> **Work to complete**
Make an exact copy of each entry, leaving out every picture.

:::::

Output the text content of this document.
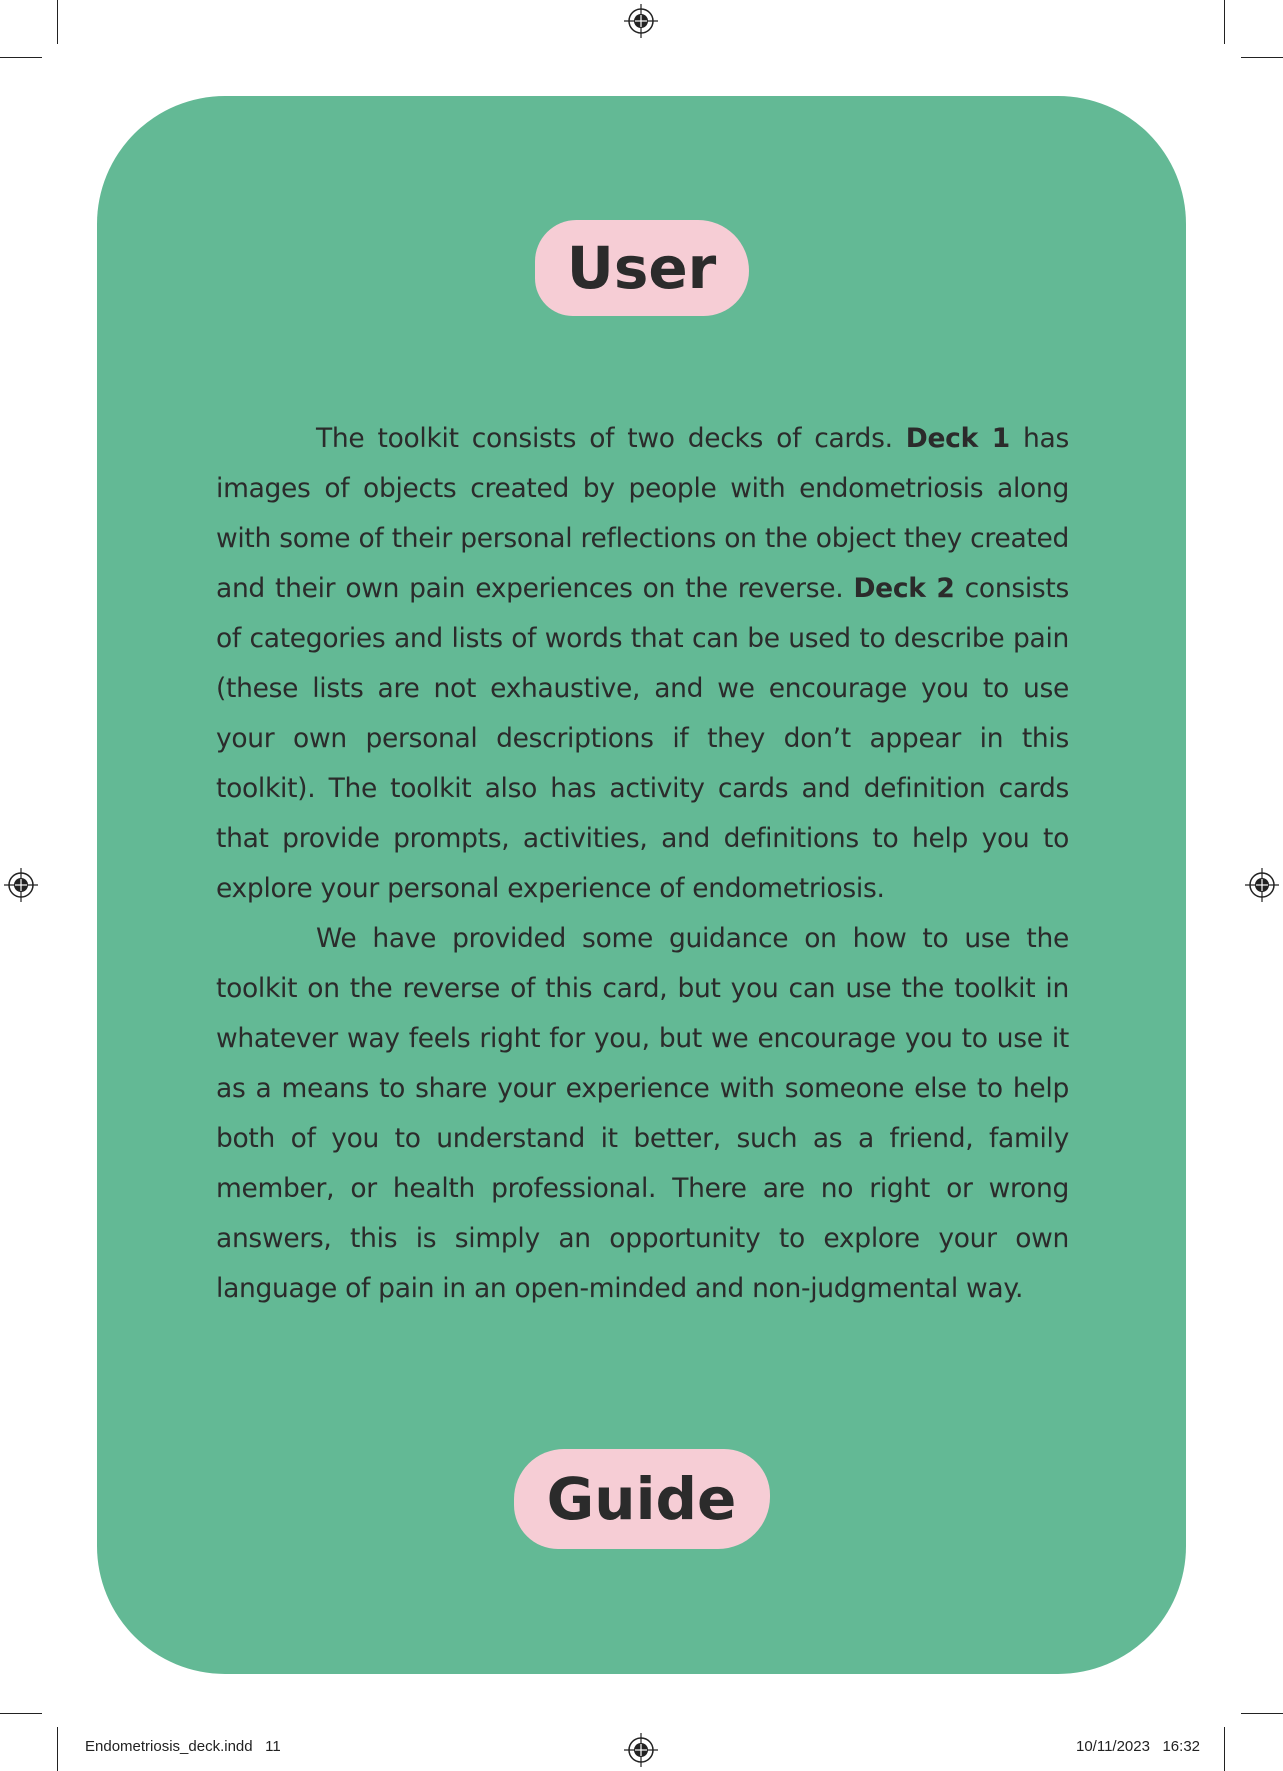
User

The toolkit consists of two decks of cards. Deck 1 has images of objects created by people with endometriosis along with some of their personal reflections on the object they created and their own pain experiences on the reverse. Deck 2 consists of categories and lists of words that can be used to describe pain (these lists are not exhaustive, and we encourage you to use your own personal descriptions if they don’t appear in this toolkit). The toolkit also has activity cards and definition cards that provide prompts, activities, and definitions to help you to explore your personal experience of endometriosis.

We have provided some guidance on how to use the toolkit on the reverse of this card, but you can use the toolkit in whatever way feels right for you, but we encourage you to use it as a means to share your experience with someone else to help both of you to understand it better, such as a friend, family member, or health professional. There are no right or wrong answers, this is simply an opportunity to explore your own language of pain in an open-minded and non-judgmental way.

Guide
Endometriosis_deck.indd   11	10/11/2023   16:32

:::::

> **Task response**
Output the text content of this document.
User

The toolkit consists of two decks of cards. Deck 1 has images of objects created by people with endometriosis along with some of their personal reflections on the object they created and their own pain experiences on the reverse. Deck 2 consists of categories and lists of words that can be used to describe pain (these lists are not exhaustive, and we encourage you to use your own personal descriptions if they don’t appear in this toolkit). The toolkit also has activity cards and definition cards that provide prompts, activities, and definitions to help you to explore your personal experience of endometriosis.

We have provided some guidance on how to use the toolkit on the reverse of this card, but you can use the toolkit in whatever way feels right for you, but we encourage you to use it as a means to share your experience with someone else to help both of you to understand it better, such as a friend, family member, or health professional. There are no right or wrong answers, this is simply an opportunity to explore your own language of pain in an open-minded and non-judgmental way.

Guide
Endometriosis_deck.indd   11	10/11/2023   16:32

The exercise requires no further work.